**EXTRAIT CHOISI**:

Don­nées statistiques

Les conbi­nis en chiffres

Enseigne Nombre total au Japon

Toutes +/- 50.000

7/Eleven 11.329

Law­sons 8.366

Fami­liy Mart 6.798

am/pm 1.364

Sun­kus 6.315

Mini Stop 1.641

Autres +/-5.500

Chiffres moyens indicatifs

Chiffre d’af­faires annuel Japon 7 mille mil­liards Yen

Chiffre d’af­faires jour­na­lier par point de vente 480.000 JPY

Super­fi­cie 100 m²

Nombre de réfé­rences 3.000

Clients par jour 1.000

Ticket 8,25 €

Ouver­ture 24/7/365

Habi­tants par conbi­ni (villes) 2 à 3.000

Répar­ti­tion des ventes

Bois­son 17 %

Ali­men­taire 13 %

Plats pré­pa­rés 24 %

Beau­té, hygiène 11 %

Librai­rie 7 %

Ciga­rettes 10 %

Autre 18 %

Réas­sort

Plats cui­si­nés, pâtis­se­rie, pro­duits frais 3 x par jour

Sur­ge­lés 3 à 7 x semaine

Bois­sons 1 x par jour

Maga­zines livres 1 x par jour

Autre 2 x par semaine

Sources : Nik­kei report – 06/2006

Une jour­née dans la vie d’un conbini

06h00 Livrai­sons du matin (repas pré­pa­rés, pro­duits péris­sables, etc.). Le staff refour­nit les rayons et gon­doles et en retire les repas pré­pa­rés ayant atteint la date de péremption.

**CONSIGNES À SUIVRE**:
(a) D'après le texte sur les conbinis, combien de points de vente l'enseigne 7/Eleven compte-t-elle au Japon ?
(b) Poursuivez le texte sur les conbinis à partir de sa dernière phrase.

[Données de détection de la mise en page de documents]
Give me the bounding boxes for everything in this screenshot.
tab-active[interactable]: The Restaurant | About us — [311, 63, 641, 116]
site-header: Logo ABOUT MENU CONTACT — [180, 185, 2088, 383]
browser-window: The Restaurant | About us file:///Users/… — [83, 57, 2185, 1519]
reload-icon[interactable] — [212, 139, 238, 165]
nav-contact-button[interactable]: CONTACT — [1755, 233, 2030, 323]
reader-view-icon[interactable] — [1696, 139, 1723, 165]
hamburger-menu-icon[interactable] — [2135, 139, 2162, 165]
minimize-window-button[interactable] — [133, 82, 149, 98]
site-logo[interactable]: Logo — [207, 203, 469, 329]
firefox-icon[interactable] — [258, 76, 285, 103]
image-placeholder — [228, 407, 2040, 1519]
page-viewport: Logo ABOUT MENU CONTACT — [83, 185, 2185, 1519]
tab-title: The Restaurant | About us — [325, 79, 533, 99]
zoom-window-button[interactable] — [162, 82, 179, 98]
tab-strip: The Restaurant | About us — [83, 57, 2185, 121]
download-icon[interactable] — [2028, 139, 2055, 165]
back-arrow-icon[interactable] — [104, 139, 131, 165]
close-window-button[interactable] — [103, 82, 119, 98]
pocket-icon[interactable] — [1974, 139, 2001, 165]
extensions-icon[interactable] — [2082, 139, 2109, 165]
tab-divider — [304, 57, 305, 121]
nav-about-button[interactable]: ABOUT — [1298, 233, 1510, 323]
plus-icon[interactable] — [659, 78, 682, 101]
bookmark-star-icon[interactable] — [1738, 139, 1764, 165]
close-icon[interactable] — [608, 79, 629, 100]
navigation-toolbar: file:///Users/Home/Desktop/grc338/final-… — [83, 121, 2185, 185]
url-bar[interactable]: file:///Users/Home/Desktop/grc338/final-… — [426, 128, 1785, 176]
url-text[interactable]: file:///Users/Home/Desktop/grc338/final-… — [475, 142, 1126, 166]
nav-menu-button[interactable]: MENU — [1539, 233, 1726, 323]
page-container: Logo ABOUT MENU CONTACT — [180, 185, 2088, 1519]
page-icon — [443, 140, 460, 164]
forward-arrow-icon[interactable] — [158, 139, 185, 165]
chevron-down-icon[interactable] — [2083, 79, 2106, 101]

**RÉPONSES ATTENDUES**:
(a) 11.329

(b)
06h30 Arri­vée du direc­teur du maga­sin, véri­fi­ca­tion des recettes de la nuit, etc.

07h00 Les employés A et B ter­minent leur ser­vice de nuit. Le direc­teur du maga­sin et l’employé C prennent leur place.
Afflux inin­ter­rom­pu de clients jus­qu’a­près 9h00.

09h00 Arri­vée de l’employé D pour sa jour­née de tra­vail. Le direc­teur véri­fie l’in­ven­taire et les ventes, passe les commandes.
Le staff net­toie les rayons, réap­pro­vi­sionne les stocks, fait du net­toyage selon sa disponibilité.

10h00 L’é­pouse du direc­teur arrive pour tra­vailler, pas­ser des com­mandes, etc.

10h30 Livrai­son en fin de mati­née des repas condi­tion­nés. Le staff refour­nit les rayons.

11h00 Heure limite de com­mande des pro­duits en ligne.
Nou­veau flot inin­ter­rom­pu de clients jus­qu’a­près 13h00.

14h00 Le direc­teur et l’employé C s’en vont. L’é­pouse du direc­teur prend sa place dans le magasin.
Le staff net­toie les rayons, réap­pro­vi­sionne les stocks et net­toie, dès qu’il a du temps libre.
(Deux fois par mois envi­ron, le direc­teur ren­contre des repré­sen­tants de la chaîne et assiste à des réunions d’é­va­lua­tion des ventes.)

16h00 Départ de l’employé D, rem­pla­cé par l’employé E.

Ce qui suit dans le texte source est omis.